(Records from a collection)
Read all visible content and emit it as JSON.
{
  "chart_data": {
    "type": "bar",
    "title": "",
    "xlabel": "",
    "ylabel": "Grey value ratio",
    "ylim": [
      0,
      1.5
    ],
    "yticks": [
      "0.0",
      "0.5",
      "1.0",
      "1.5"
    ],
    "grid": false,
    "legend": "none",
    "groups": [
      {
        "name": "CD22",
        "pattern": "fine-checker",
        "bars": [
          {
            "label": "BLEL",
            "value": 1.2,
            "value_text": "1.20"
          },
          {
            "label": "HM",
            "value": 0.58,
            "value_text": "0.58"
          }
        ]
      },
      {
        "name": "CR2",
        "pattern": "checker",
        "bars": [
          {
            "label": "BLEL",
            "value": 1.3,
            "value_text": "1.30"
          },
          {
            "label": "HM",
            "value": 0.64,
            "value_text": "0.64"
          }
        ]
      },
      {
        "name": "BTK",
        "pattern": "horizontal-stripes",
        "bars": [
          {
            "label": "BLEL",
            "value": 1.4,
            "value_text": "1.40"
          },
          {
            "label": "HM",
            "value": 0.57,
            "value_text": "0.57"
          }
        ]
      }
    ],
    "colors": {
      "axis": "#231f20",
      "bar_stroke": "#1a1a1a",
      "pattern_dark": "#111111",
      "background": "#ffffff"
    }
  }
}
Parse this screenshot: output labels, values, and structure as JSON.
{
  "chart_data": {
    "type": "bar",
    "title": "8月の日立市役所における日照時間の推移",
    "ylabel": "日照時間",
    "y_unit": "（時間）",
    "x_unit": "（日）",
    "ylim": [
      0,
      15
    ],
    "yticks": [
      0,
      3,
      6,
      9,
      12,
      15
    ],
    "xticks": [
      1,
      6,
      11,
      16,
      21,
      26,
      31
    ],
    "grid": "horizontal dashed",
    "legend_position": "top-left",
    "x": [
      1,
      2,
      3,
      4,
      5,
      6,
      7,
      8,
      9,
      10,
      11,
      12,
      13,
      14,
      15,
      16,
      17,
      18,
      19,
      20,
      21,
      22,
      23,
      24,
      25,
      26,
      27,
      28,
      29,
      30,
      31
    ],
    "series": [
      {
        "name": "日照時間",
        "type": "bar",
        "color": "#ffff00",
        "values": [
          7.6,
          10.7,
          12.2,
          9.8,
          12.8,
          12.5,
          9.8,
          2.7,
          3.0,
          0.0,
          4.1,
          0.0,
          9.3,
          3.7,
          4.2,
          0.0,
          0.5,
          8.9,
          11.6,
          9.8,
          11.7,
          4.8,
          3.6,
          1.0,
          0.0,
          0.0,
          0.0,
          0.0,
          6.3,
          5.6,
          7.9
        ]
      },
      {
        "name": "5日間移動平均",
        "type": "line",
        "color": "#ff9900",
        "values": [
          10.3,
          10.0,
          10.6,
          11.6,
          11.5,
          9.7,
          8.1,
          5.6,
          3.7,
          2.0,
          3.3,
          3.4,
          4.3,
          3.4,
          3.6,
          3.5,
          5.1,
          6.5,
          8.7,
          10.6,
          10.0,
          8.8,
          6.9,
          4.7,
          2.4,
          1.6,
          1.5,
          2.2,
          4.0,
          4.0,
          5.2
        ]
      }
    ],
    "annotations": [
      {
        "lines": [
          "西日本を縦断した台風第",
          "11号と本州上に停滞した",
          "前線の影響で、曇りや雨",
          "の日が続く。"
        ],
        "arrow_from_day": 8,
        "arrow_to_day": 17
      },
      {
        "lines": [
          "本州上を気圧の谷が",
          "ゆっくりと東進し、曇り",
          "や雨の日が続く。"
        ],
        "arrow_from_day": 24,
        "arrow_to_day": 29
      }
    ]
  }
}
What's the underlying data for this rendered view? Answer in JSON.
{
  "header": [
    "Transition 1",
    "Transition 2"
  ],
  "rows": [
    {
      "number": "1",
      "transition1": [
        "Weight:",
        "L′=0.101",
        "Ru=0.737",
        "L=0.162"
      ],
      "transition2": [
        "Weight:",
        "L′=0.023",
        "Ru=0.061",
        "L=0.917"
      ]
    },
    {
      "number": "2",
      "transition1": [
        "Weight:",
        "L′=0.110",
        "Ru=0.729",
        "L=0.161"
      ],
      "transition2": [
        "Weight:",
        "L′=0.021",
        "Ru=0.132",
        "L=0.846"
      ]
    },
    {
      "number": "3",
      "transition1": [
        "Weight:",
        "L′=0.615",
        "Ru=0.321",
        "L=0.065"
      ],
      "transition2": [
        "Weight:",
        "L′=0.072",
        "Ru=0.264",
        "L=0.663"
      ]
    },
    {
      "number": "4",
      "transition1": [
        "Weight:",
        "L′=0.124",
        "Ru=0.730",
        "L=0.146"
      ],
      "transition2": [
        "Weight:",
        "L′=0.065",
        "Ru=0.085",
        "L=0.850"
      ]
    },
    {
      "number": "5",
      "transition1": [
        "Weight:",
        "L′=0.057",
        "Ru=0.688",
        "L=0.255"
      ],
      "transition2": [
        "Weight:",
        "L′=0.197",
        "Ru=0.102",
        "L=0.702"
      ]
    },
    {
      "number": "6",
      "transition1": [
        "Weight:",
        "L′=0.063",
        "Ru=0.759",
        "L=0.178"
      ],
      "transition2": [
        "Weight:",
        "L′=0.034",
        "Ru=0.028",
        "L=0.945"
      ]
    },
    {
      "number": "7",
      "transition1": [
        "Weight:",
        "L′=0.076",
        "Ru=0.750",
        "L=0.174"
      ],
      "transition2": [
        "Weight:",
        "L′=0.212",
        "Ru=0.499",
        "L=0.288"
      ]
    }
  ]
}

■ **Task prompt**: What is the number of lines in this listing that contain the word "ylabel"? Answer with that number and nothing else.

■ **Finished task**: 2